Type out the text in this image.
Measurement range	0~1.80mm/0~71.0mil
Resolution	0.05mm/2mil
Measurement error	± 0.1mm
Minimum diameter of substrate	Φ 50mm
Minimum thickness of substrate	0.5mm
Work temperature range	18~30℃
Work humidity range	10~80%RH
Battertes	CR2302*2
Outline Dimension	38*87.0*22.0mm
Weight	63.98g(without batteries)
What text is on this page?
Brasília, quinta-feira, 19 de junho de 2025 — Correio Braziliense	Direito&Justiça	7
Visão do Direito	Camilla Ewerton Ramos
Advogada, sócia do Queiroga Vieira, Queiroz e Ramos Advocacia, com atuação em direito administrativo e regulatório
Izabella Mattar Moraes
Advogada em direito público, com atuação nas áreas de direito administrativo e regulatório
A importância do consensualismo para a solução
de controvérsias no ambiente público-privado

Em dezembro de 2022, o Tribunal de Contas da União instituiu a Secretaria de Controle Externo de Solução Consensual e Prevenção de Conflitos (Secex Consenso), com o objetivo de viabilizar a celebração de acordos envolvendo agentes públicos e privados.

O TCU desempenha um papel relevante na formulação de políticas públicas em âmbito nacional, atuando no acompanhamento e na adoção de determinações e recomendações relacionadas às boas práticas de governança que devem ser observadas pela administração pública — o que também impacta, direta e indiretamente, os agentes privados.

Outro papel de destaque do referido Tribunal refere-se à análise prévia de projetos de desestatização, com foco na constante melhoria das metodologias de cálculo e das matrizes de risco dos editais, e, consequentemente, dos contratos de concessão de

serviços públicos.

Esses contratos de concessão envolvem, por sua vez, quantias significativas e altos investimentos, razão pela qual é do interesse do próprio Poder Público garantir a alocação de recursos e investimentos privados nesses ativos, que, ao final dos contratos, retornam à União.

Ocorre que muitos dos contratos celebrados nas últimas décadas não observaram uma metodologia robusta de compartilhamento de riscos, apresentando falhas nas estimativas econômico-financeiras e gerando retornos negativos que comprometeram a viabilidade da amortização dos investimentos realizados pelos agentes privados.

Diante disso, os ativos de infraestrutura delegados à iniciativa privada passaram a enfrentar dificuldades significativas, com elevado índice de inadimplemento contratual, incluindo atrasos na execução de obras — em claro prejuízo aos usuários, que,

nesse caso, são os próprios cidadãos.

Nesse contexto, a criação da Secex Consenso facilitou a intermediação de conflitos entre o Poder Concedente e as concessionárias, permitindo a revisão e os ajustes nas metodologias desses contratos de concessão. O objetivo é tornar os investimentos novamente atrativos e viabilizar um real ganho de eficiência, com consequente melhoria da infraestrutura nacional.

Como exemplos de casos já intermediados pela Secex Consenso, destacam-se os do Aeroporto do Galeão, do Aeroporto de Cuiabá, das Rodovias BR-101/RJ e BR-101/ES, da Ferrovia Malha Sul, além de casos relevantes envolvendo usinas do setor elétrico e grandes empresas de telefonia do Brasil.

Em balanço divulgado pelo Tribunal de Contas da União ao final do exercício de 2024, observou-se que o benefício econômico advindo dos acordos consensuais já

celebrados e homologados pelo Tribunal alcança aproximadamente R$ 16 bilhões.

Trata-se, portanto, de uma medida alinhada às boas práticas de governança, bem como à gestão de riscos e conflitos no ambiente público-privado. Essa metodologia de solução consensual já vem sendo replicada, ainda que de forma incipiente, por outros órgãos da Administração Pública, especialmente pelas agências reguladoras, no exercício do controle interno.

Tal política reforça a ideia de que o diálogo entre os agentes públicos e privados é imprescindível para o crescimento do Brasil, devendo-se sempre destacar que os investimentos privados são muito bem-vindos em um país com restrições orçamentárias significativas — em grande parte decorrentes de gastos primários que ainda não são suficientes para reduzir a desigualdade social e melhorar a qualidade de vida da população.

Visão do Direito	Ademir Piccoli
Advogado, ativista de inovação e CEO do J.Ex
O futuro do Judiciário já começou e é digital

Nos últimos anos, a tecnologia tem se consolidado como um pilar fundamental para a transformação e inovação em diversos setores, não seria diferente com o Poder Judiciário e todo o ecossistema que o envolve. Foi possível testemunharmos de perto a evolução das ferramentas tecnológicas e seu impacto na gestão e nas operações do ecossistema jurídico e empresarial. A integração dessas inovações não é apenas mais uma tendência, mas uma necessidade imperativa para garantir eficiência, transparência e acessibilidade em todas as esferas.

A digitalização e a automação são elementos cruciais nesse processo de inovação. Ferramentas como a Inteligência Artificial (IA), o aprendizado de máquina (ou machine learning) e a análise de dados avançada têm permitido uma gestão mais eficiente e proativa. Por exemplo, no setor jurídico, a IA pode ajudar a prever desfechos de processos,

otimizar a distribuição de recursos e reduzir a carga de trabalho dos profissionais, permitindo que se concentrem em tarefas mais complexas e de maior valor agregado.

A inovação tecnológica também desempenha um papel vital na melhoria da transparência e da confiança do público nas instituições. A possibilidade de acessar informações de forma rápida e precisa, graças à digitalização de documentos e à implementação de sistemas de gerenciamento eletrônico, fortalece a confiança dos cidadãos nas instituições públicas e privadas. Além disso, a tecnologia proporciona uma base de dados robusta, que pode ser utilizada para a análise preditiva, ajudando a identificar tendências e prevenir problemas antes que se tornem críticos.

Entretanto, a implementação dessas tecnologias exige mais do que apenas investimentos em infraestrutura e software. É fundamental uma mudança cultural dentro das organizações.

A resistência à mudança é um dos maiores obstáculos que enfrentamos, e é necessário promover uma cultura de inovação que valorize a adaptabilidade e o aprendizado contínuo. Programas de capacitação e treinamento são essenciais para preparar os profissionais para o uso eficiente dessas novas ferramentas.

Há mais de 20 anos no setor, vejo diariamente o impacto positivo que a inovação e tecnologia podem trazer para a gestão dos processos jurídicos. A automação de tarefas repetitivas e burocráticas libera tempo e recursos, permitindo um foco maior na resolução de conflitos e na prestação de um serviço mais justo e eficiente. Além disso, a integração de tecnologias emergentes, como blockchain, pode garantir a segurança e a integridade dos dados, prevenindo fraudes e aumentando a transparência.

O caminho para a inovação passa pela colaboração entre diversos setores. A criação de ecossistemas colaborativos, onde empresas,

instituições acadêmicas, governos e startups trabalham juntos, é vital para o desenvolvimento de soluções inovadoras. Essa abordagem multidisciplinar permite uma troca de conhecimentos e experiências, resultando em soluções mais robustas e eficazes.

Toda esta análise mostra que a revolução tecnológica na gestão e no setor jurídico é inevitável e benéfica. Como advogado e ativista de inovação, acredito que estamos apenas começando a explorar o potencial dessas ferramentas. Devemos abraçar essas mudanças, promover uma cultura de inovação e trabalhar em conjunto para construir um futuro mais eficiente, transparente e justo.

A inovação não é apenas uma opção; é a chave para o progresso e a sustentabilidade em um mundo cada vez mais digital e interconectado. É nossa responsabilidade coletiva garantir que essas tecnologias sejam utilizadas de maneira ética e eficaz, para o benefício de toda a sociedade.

····················

_Problem to work on_
Extract every line from the records above that contains the word "Advogada".

_Response for this exercise_
Advogada, sócia do Queiroga Vieira, Queiroz e Ramos Advocacia, com atuação em direito administrativo e regulatório
Advogada em direito público, com atuação nas áreas de direito administrativo e regulatório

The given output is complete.